§ **Exercise**
Go through the listing and copy every line word for word.

========================

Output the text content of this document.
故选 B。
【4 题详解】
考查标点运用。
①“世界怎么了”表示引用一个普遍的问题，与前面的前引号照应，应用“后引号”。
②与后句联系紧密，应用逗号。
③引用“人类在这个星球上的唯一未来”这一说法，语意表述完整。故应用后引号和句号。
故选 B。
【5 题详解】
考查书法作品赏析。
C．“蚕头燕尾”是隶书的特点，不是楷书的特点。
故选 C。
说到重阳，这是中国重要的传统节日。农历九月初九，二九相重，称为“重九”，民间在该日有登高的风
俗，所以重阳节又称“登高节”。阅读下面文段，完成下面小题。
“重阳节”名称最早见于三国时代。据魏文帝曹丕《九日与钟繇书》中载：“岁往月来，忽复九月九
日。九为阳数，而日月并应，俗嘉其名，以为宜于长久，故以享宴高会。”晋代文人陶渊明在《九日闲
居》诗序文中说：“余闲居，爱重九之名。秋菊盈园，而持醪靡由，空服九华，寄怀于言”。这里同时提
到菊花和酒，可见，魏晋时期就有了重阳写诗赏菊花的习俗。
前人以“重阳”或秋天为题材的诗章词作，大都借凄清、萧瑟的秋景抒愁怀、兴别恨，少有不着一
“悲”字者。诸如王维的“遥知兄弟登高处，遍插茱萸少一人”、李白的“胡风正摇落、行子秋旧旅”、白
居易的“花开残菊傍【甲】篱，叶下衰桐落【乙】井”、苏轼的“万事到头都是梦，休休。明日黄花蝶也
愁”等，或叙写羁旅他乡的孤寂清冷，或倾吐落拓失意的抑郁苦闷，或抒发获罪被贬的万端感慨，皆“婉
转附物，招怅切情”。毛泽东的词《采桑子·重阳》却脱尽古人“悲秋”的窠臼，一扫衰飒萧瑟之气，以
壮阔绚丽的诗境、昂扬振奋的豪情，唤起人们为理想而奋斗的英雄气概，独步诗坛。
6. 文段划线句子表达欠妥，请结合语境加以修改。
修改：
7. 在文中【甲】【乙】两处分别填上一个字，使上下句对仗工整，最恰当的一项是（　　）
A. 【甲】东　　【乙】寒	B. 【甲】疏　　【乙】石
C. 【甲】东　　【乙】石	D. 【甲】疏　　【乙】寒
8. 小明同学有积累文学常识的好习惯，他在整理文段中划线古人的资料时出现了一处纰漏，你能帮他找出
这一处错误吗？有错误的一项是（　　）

========================

§ **Result of the exercise**
Output the text content of this document.
故选 B。
【4 题详解】
考查标点运用。
①“世界怎么了”表示引用一个普遍的问题，与前面的前引号照应，应用“后引号”。
②与后句联系紧密，应用逗号。
③引用“人类在这个星球上的唯一未来”这一说法，语意表述完整。故应用后引号和句号。
故选 B。
【5 题详解】
考查书法作品赏析。
C．“蚕头燕尾”是隶书的特点，不是楷书的特点。
故选 C。
说到重阳，这是中国重要的传统节日。农历九月初九，二九相重，称为“重九”，民间在该日有登高的风
俗，所以重阳节又称“登高节”。阅读下面文段，完成下面小题。
“重阳节”名称最早见于三国时代。据魏文帝曹丕《九日与钟繇书》中载：“岁往月来，忽复九月九
日。九为阳数，而日月并应，俗嘉其名，以为宜于长久，故以享宴高会。”晋代文人陶渊明在《九日闲
居》诗序文中说：“余闲居，爱重九之名。秋菊盈园，而持醪靡由，空服九华，寄怀于言”。这里同时提
到菊花和酒，可见，魏晋时期就有了重阳写诗赏菊花的习俗。
前人以“重阳”或秋天为题材的诗章词作，大都借凄清、萧瑟的秋景抒愁怀、兴别恨，少有不着一
“悲”字者。诸如王维的“遥知兄弟登高处，遍插茱萸少一人”、李白的“胡风正摇落、行子秋旧旅”、白
居易的“花开残菊傍【甲】篱，叶下衰桐落【乙】井”、苏轼的“万事到头都是梦，休休。明日黄花蝶也
愁”等，或叙写羁旅他乡的孤寂清冷，或倾吐落拓失意的抑郁苦闷，或抒发获罪被贬的万端感慨，皆“婉
转附物，招怅切情”。毛泽东的词《采桑子·重阳》却脱尽古人“悲秋”的窠臼，一扫衰飒萧瑟之气，以
壮阔绚丽的诗境、昂扬振奋的豪情，唤起人们为理想而奋斗的英雄气概，独步诗坛。
6. 文段划线句子表达欠妥，请结合语境加以修改。
修改：
7. 在文中【甲】【乙】两处分别填上一个字，使上下句对仗工整，最恰当的一项是（　　）
A. 【甲】东　　【乙】寒	B. 【甲】疏　　【乙】石
C. 【甲】东　　【乙】石	D. 【甲】疏　　【乙】寒
8. 小明同学有积累文学常识的好习惯，他在整理文段中划线古人的资料时出现了一处纰漏，你能帮他找出
这一处错误吗？有错误的一项是（　　）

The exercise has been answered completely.